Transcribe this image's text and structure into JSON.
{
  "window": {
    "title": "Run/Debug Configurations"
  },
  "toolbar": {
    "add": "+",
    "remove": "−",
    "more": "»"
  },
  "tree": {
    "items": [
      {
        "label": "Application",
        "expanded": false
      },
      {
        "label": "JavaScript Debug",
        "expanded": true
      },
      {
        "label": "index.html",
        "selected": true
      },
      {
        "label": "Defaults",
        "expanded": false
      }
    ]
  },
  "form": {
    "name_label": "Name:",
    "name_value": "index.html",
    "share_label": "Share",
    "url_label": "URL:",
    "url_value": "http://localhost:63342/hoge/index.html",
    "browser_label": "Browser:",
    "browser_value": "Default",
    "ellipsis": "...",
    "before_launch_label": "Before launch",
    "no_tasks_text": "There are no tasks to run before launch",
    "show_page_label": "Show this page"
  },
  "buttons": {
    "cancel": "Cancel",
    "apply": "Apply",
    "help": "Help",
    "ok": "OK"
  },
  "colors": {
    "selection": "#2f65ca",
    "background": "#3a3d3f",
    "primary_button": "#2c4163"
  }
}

> PROBLEM TO WORK ON
Reproduce the records above exactly as they appear.

> RESULT FOR THIS TASK
Transcribe this image's text and structure into JSON.
{
  "window": {
    "title": "Run/Debug Configurations"
  },
  "toolbar": {
    "add": "+",
    "remove": "−",
    "more": "»"
  },
  "tree": {
    "items": [
      {
        "label": "Application",
        "expanded": false
      },
      {
        "label": "JavaScript Debug",
        "expanded": true
      },
      {
        "label": "index.html",
        "selected": true
      },
      {
        "label": "Defaults",
        "expanded": false
      }
    ]
  },
  "form": {
    "name_label": "Name:",
    "name_value": "index.html",
    "share_label": "Share",
    "url_label": "URL:",
    "url_value": "http://localhost:63342/hoge/index.html",
    "browser_label": "Browser:",
    "browser_value": "Default",
    "ellipsis": "...",
    "before_launch_label": "Before launch",
    "no_tasks_text": "There are no tasks to run before launch",
    "show_page_label": "Show this page"
  },
  "buttons": {
    "cancel": "Cancel",
    "apply": "Apply",
    "help": "Help",
    "ok": "OK"
  },
  "colors": {
    "selection": "#2f65ca",
    "background": "#3a3d3f",
    "primary_button": "#2c4163"
  }
}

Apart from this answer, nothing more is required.